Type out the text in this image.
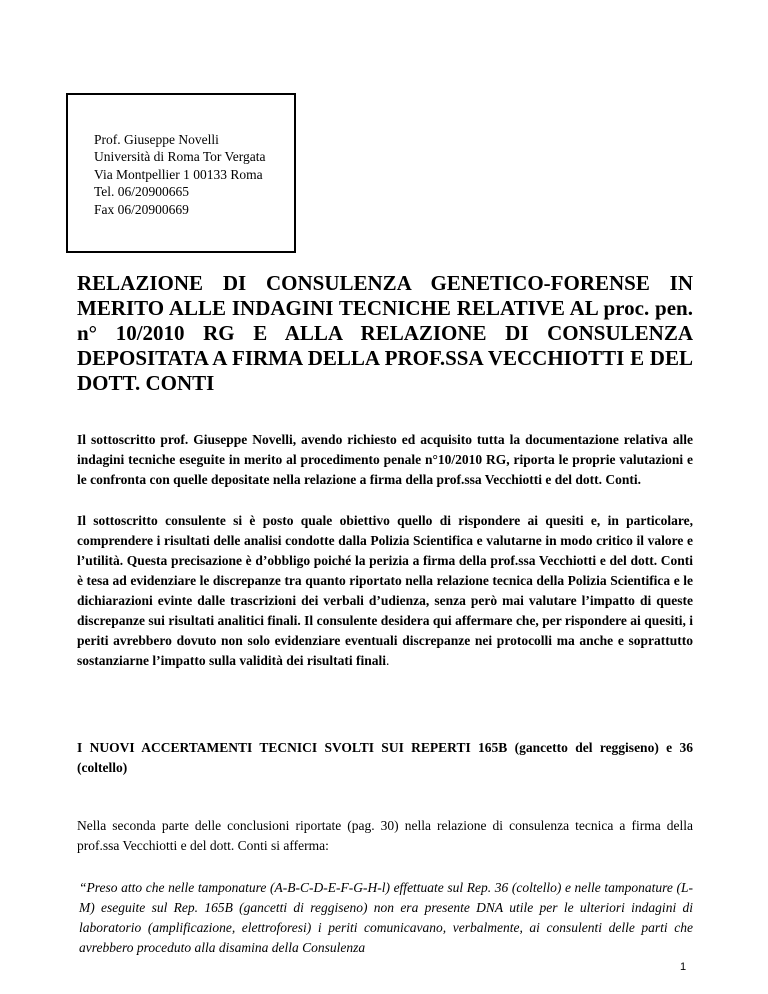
Prof. Giuseppe Novelli
Università di Roma Tor Vergata
Via Montpellier 1 00133 Roma
Tel. 06/20900665
Fax 06/20900669
RELAZIONE DI CONSULENZA GENETICO-FORENSE IN MERITO ALLE INDAGINI TECNICHE RELATIVE AL proc. pen. n° 10/2010 RG E ALLA RELAZIONE DI CONSULENZA DEPOSITATA A FIRMA DELLA PROF.SSA VECCHIOTTI E DEL DOTT. CONTI
Il sottoscritto prof. Giuseppe Novelli, avendo richiesto ed acquisito tutta la documentazione relativa alle indagini tecniche eseguite in merito al procedimento penale n°10/2010 RG, riporta le proprie valutazioni e le confronta con quelle depositate nella relazione a firma della prof.ssa Vecchiotti e del dott. Conti.
Il sottoscritto consulente si è posto quale obiettivo quello di rispondere ai quesiti e, in particolare, comprendere i risultati delle analisi condotte dalla Polizia Scientifica e valutarne in modo critico il valore e l’utilità. Questa precisazione è d’obbligo poiché la perizia a firma della prof.ssa Vecchiotti e del dott. Conti è tesa ad evidenziare le discrepanze tra quanto riportato nella relazione tecnica della Polizia Scientifica e le dichiarazioni evinte dalle trascrizioni dei verbali d’udienza, senza però mai valutare l’impatto di queste discrepanze sui risultati analitici finali. Il consulente desidera qui affermare che, per rispondere ai quesiti, i periti avrebbero dovuto non solo evidenziare eventuali discrepanze nei protocolli ma anche e soprattutto sostanziarne l’impatto sulla validità dei risultati finali.
I NUOVI ACCERTAMENTI TECNICI SVOLTI SUI REPERTI 165B (gancetto del reggiseno) e 36 (coltello)
Nella seconda parte delle conclusioni riportate (pag. 30) nella relazione di consulenza tecnica a firma della prof.ssa Vecchiotti e del dott. Conti si afferma:
“Preso atto che nelle tamponature (A-B-C-D-E-F-G-H-l) effettuate sul Rep. 36 (coltello) e nelle tamponature (L-M) eseguite sul Rep. 165B (gancetti di reggiseno) non era presente DNA utile per le ulteriori indagini di laboratorio (amplificazione, elettroforesi) i periti comunicavano, verbalmente, ai consulenti delle parti che avrebbero proceduto alla disamina della Consulenza
1
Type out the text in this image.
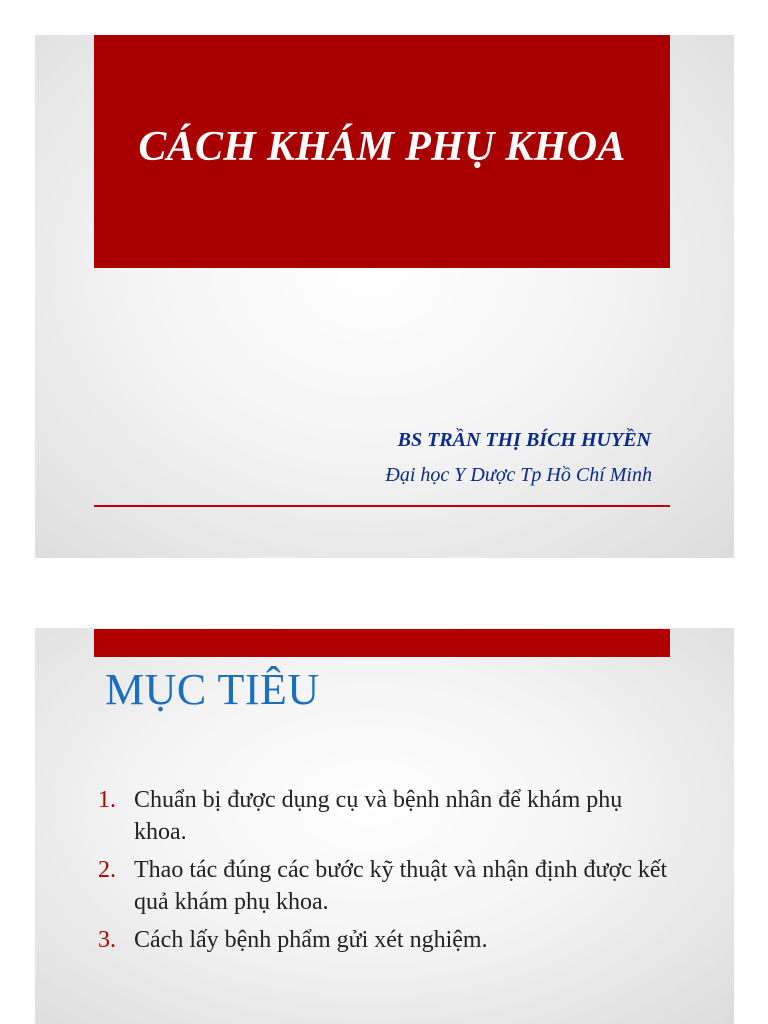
CÁCH KHÁM PHỤ KHOA
BS TRẦN THỊ BÍCH HUYỀN
Đại học Y Dược Tp Hồ Chí Minh
MỤC TIÊU
1. Chuẩn bị được dụng cụ và bệnh nhân để khám phụ khoa.
2. Thao tác đúng các bước kỹ thuật và nhận định được kết quả khám phụ khoa.
3. Cách lấy bệnh phẩm gửi xét nghiệm.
◇ ◇ ◇ ◇ ◇
WHAT THE TASK REQUIRES —
Omit each picture, then return all of the listing exactly as it stands.

RESULT —
Type out the text in this image.
Prof. Giuseppe Novelli
Università di Roma Tor Vergata
Via Montpellier 1 00133 Roma
Tel. 06/20900665
Fax 06/20900669
RELAZIONE DI CONSULENZA GENETICO-FORENSE IN MERITO ALLE INDAGINI TECNICHE RELATIVE AL proc. pen. n° 10/2010 RG E ALLA RELAZIONE DI CONSULENZA DEPOSITATA A FIRMA DELLA PROF.SSA VECCHIOTTI E DEL DOTT. CONTI
Il sottoscritto prof. Giuseppe Novelli, avendo richiesto ed acquisito tutta la documentazione relativa alle indagini tecniche eseguite in merito al procedimento penale n°10/2010 RG, riporta le proprie valutazioni e le confronta con quelle depositate nella relazione a firma della prof.ssa Vecchiotti e del dott. Conti.
Il sottoscritto consulente si è posto quale obiettivo quello di rispondere ai quesiti e, in particolare, comprendere i risultati delle analisi condotte dalla Polizia Scientifica e valutarne in modo critico il valore e l’utilità. Questa precisazione è d’obbligo poiché la perizia a firma della prof.ssa Vecchiotti e del dott. Conti è tesa ad evidenziare le discrepanze tra quanto riportato nella relazione tecnica della Polizia Scientifica e le dichiarazioni evinte dalle trascrizioni dei verbali d’udienza, senza però mai valutare l’impatto di queste discrepanze sui risultati analitici finali. Il consulente desidera qui affermare che, per rispondere ai quesiti, i periti avrebbero dovuto non solo evidenziare eventuali discrepanze nei protocolli ma anche e soprattutto sostanziarne l’impatto sulla validità dei risultati finali.
I NUOVI ACCERTAMENTI TECNICI SVOLTI SUI REPERTI 165B (gancetto del reggiseno) e 36 (coltello)
Nella seconda parte delle conclusioni riportate (pag. 30) nella relazione di consulenza tecnica a firma della prof.ssa Vecchiotti e del dott. Conti si afferma:
“Preso atto che nelle tamponature (A-B-C-D-E-F-G-H-l) effettuate sul Rep. 36 (coltello) e nelle tamponature (L-M) eseguite sul Rep. 165B (gancetti di reggiseno) non era presente DNA utile per le ulteriori indagini di laboratorio (amplificazione, elettroforesi) i periti comunicavano, verbalmente, ai consulenti delle parti che avrebbero proceduto alla disamina della Consulenza
1
Type out the text in this image.
CÁCH KHÁM PHỤ KHOA
BS TRẦN THỊ BÍCH HUYỀN
Đại học Y Dược Tp Hồ Chí Minh
MỤC TIÊU
1. Chuẩn bị được dụng cụ và bệnh nhân để khám phụ khoa.
2. Thao tác đúng các bước kỹ thuật và nhận định được kết quả khám phụ khoa.
3. Cách lấy bệnh phẩm gửi xét nghiệm.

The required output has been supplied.